───── INPUT MATERIAL
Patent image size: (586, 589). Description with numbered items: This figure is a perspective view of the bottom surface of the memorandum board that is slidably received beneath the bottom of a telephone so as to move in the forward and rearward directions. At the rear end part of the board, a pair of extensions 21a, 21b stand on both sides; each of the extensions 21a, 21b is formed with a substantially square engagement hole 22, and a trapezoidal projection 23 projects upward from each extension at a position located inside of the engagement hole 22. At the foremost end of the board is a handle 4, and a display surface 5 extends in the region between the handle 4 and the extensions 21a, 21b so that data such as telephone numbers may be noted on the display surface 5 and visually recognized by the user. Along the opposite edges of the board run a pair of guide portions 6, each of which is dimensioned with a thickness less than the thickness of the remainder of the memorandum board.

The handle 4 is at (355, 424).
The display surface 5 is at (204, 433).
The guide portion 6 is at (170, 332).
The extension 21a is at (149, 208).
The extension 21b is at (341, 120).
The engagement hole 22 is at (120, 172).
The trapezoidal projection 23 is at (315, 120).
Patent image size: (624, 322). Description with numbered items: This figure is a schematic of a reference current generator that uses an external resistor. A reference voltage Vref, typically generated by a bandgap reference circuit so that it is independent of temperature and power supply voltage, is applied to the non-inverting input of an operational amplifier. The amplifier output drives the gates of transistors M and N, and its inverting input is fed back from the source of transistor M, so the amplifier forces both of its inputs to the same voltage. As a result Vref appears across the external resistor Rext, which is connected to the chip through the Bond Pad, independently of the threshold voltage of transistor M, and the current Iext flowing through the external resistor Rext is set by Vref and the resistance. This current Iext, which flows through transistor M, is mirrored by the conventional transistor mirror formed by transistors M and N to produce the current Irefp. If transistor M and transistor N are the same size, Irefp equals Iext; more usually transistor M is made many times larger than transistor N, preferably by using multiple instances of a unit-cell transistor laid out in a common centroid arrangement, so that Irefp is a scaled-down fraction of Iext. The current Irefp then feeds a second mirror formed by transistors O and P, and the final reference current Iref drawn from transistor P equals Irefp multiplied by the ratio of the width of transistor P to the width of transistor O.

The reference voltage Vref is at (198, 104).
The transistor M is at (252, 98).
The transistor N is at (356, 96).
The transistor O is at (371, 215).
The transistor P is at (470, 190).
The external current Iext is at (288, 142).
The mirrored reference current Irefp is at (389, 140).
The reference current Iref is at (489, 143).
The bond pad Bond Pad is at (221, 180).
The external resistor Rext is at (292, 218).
──────────
───── INPUT MATERIAL
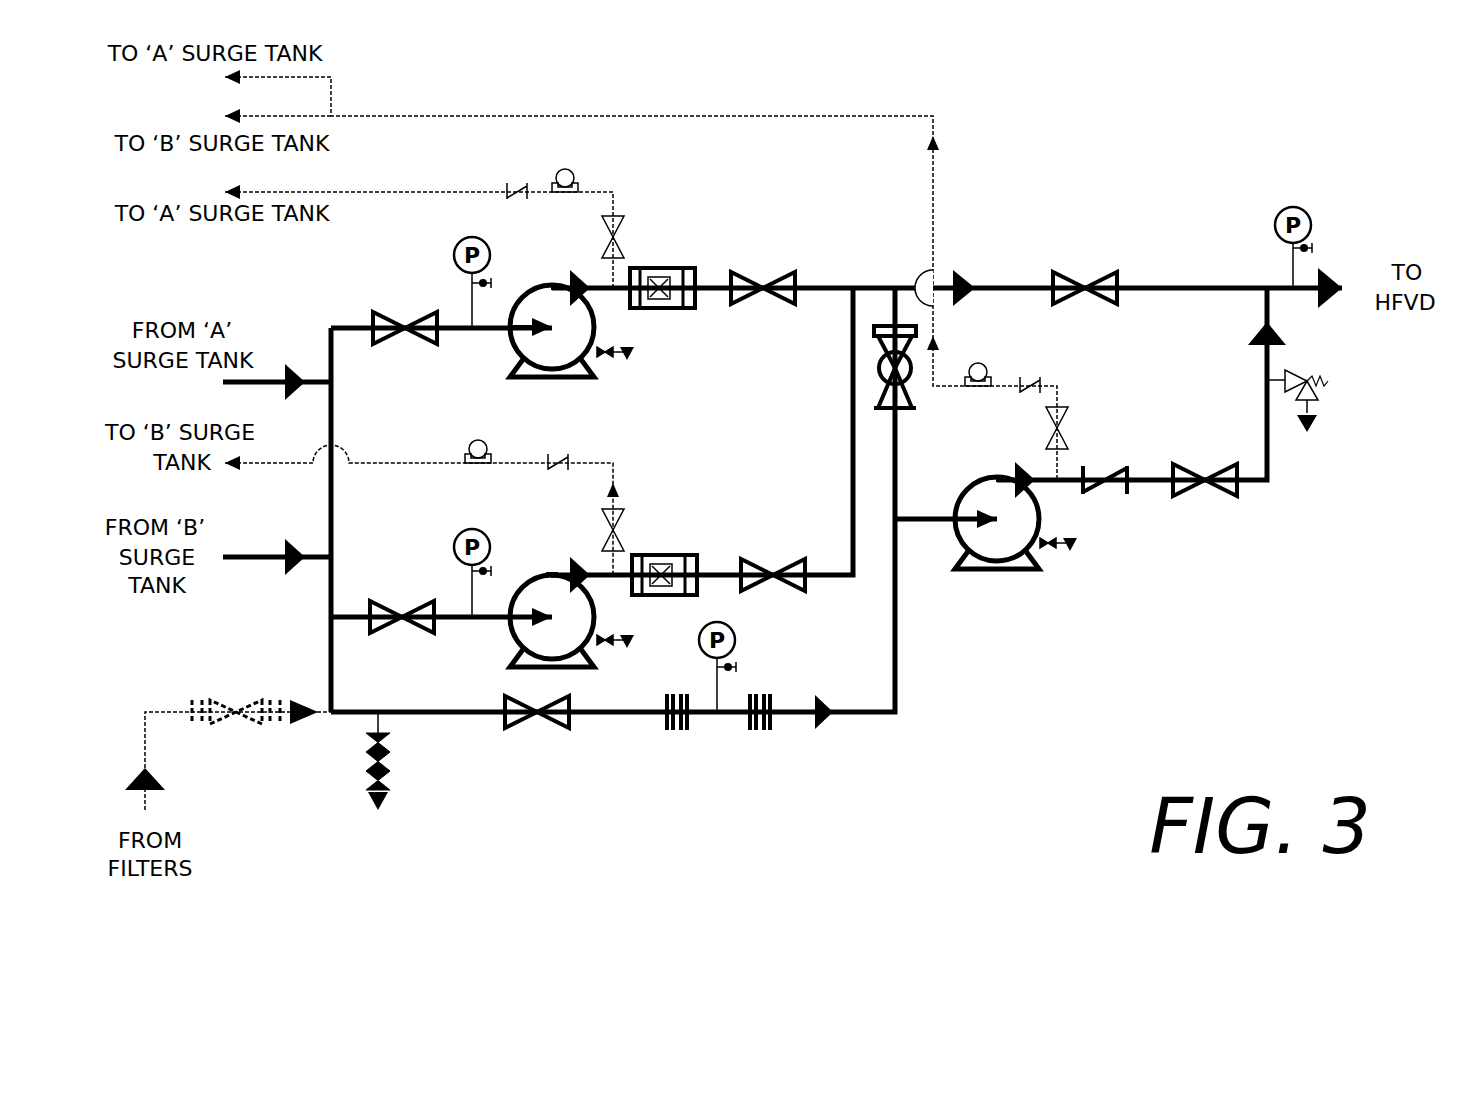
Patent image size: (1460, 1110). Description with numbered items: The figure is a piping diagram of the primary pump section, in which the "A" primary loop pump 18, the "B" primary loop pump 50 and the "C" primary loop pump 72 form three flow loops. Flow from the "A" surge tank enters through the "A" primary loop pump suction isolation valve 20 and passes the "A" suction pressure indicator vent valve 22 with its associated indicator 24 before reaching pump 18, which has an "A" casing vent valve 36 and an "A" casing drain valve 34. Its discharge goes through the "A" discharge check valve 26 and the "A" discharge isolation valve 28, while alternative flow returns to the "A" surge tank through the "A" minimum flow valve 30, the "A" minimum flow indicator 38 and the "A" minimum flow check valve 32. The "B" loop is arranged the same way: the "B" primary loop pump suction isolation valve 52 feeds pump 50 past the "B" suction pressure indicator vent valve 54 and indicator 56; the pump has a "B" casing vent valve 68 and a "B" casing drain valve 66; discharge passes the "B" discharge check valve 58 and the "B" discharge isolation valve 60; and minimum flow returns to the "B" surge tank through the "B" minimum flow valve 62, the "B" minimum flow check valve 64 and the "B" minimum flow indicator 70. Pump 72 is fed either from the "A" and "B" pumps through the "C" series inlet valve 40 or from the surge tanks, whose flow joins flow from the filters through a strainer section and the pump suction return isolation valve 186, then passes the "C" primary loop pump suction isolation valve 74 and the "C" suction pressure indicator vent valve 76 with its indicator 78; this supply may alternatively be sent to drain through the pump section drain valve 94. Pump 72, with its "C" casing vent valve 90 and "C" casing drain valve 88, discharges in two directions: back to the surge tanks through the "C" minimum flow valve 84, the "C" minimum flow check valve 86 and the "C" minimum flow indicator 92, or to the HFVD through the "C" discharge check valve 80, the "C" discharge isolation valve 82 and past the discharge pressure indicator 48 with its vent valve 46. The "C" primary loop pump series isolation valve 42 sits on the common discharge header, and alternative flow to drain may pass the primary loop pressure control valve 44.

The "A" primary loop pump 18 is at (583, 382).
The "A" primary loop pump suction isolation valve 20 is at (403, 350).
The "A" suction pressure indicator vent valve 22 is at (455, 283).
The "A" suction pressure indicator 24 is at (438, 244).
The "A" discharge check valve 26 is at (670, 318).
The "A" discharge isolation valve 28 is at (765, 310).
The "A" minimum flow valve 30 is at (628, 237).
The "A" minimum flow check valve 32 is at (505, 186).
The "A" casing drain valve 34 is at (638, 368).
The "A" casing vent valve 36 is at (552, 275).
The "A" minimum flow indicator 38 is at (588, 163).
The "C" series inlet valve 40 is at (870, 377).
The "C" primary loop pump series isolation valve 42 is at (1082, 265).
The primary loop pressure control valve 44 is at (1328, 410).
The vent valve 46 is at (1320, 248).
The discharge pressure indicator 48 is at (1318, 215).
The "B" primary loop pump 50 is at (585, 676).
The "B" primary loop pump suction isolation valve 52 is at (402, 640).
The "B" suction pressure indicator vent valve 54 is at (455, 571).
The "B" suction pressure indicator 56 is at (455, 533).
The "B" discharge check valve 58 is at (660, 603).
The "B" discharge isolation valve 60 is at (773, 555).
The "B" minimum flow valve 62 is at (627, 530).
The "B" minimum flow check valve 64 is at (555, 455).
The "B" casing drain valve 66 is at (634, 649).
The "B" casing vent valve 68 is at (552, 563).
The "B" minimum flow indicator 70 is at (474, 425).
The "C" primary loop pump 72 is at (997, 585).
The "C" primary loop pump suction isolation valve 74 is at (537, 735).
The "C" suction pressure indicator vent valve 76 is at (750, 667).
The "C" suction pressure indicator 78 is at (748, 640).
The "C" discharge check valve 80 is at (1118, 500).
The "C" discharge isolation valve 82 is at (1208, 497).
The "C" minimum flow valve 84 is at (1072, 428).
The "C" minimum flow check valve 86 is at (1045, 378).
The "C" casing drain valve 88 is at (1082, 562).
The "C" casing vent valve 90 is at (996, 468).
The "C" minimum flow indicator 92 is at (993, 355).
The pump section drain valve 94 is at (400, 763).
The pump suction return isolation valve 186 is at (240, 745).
──────────
Retype, word for word, the part of the entries above that opens with the line containing "Patent image size: (586, 589)." and closes with the line containing "The engagement hole 22 is at (120, 172).".

Patent image size: (586, 589). Description with numbered items: This figure is a perspective view of the bottom surface of the memorandum board that is slidably received beneath the bottom of a telephone so as to move in the forward and rearward directions. At the rear end part of the board, a pair of extensions 21a, 21b stand on both sides; each of the extensions 21a, 21b is formed with a substantially square engagement hole 22, and a trapezoidal projection 23 projects upward from each extension at a position located inside of the engagement hole 22. At the foremost end of the board is a handle 4, and a display surface 5 extends in the region between the handle 4 and the extensions 21a, 21b so that data such as telephone numbers may be noted on the display surface 5 and visually recognized by the user. Along the opposite edges of the board run a pair of guide portions 6, each of which is dimensioned with a thickness less than the thickness of the remainder of the memorandum board.

The handle 4 is at (355, 424).
The display surface 5 is at (204, 433).
The guide portion 6 is at (170, 332).
The extension 21a is at (149, 208).
The extension 21b is at (341, 120).
The engagement hole 22 is at (120, 172).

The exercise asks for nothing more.